Starting with the line that contains "Read all visible content and emit it as JSON.", set down each line through the end of the entries below, exactly and with nothing added.

Available data:
BEGIN

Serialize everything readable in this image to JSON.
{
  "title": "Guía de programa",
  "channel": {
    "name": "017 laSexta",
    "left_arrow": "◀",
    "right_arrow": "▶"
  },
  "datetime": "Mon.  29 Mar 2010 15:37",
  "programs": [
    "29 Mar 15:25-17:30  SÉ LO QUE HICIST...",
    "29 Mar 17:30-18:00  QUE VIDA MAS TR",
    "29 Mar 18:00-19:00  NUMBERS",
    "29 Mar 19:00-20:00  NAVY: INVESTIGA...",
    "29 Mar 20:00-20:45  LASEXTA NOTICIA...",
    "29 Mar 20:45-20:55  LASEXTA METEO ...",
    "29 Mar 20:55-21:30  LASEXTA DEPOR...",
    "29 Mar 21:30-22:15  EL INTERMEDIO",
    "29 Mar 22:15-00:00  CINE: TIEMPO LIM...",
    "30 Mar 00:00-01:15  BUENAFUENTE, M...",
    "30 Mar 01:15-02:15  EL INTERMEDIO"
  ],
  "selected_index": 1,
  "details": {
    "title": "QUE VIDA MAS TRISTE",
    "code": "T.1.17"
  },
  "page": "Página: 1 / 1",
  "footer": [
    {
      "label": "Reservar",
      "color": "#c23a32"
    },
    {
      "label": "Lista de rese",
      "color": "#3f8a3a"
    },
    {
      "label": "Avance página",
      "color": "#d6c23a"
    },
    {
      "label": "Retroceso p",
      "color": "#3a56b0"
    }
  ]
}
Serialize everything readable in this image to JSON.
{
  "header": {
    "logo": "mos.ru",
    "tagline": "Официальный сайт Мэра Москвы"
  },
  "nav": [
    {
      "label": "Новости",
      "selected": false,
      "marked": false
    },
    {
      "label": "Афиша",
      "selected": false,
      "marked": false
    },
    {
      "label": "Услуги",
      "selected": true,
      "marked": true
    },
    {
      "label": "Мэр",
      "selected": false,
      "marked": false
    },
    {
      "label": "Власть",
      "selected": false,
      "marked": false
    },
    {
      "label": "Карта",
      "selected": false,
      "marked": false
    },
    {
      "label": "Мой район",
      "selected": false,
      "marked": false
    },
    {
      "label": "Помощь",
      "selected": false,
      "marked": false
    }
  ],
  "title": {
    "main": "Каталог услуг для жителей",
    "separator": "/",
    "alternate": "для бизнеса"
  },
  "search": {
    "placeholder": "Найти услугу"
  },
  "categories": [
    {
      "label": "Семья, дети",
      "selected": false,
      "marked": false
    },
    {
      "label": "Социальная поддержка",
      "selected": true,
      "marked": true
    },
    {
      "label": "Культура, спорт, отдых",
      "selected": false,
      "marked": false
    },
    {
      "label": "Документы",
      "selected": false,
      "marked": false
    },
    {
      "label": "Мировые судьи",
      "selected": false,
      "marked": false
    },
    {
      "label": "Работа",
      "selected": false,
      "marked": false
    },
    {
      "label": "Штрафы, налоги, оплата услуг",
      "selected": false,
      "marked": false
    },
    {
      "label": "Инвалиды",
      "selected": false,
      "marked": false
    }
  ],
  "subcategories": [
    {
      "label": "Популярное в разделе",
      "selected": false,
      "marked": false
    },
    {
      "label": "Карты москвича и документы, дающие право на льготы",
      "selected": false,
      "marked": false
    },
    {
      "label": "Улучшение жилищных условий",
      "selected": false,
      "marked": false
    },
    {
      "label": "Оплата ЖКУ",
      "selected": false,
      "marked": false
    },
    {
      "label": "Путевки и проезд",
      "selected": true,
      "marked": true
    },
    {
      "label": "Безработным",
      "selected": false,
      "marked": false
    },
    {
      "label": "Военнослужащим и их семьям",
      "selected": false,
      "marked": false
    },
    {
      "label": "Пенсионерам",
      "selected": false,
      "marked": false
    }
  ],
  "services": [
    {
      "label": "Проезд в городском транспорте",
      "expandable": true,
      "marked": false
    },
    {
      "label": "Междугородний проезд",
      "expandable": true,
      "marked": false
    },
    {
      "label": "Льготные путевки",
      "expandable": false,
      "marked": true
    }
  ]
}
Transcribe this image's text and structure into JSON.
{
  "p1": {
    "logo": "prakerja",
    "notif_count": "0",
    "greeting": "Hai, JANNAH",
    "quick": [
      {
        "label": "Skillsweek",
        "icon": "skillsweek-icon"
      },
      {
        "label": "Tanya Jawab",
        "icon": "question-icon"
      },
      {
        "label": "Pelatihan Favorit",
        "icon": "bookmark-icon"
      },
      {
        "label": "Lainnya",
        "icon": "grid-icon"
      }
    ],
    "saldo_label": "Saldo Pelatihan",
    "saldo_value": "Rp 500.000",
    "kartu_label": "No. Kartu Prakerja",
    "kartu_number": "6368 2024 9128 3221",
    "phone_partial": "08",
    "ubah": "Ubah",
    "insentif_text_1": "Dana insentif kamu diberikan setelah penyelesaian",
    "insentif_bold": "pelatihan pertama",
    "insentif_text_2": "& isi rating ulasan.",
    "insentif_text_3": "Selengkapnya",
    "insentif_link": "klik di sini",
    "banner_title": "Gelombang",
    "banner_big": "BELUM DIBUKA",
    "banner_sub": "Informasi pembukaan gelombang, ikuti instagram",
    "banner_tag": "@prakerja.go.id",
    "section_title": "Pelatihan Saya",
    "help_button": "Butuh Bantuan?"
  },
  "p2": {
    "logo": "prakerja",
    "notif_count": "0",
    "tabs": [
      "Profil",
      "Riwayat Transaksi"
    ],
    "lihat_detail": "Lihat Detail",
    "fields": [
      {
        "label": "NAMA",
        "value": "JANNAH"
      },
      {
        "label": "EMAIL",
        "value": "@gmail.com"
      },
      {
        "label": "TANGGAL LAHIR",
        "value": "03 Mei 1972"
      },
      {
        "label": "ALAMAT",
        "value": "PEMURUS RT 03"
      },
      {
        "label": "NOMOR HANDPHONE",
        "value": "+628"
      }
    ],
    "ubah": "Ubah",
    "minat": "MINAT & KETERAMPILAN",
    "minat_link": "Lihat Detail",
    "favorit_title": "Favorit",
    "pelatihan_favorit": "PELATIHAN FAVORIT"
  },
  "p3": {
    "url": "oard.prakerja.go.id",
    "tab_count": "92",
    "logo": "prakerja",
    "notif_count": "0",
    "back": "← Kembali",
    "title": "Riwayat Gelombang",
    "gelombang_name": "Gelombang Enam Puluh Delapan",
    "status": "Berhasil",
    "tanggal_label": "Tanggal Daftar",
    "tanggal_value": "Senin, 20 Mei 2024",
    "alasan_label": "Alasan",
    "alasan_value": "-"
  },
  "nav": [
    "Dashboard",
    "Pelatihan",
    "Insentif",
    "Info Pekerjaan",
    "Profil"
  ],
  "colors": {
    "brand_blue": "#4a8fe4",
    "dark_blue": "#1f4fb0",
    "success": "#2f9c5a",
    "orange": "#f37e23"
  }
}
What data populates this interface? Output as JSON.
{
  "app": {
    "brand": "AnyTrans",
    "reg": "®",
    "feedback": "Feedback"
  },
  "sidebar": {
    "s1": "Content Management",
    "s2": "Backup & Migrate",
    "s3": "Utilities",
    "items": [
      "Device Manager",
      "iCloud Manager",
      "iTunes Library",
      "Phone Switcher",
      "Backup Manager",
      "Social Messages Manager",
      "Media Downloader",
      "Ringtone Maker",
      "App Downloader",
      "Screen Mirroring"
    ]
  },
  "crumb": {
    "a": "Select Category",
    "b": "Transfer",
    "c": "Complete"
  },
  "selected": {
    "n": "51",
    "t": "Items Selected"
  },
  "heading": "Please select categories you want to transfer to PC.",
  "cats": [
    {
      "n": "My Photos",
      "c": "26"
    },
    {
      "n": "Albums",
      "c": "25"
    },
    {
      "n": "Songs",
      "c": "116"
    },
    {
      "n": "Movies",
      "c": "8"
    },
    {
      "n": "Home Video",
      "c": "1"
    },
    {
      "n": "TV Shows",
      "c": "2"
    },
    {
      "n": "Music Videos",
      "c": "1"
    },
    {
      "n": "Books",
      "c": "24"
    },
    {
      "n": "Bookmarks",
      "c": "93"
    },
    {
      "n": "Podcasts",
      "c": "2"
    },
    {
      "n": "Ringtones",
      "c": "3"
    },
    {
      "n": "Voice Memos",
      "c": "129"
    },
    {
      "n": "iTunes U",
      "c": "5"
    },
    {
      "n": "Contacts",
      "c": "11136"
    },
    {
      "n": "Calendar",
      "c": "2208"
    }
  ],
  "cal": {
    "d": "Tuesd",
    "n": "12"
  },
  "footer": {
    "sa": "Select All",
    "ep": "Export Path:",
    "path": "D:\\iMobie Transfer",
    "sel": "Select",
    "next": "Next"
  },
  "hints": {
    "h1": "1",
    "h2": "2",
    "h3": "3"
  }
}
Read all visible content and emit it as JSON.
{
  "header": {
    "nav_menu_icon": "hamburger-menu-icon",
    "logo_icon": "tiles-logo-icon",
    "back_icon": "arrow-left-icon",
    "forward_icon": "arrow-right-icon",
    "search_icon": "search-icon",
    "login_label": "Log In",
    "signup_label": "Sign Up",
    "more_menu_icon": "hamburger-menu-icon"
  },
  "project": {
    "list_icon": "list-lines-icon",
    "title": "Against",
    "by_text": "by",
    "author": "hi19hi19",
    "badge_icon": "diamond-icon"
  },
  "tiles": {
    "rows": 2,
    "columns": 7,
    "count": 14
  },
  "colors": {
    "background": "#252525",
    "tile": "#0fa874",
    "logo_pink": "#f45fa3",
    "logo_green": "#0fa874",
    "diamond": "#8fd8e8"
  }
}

END

Answer to this exercise:
Read all visible content and emit it as JSON.
{
  "header": {
    "nav_menu_icon": "hamburger-menu-icon",
    "logo_icon": "tiles-logo-icon",
    "back_icon": "arrow-left-icon",
    "forward_icon": "arrow-right-icon",
    "search_icon": "search-icon",
    "login_label": "Log In",
    "signup_label": "Sign Up",
    "more_menu_icon": "hamburger-menu-icon"
  },
  "project": {
    "list_icon": "list-lines-icon",
    "title": "Against",
    "by_text": "by",
    "author": "hi19hi19",
    "badge_icon": "diamond-icon"
  },
  "tiles": {
    "rows": 2,
    "columns": 7,
    "count": 14
  },
  "colors": {
    "background": "#252525",
    "tile": "#0fa874",
    "logo_pink": "#f45fa3",
    "logo_green": "#0fa874",
    "diamond": "#8fd8e8"
  }
}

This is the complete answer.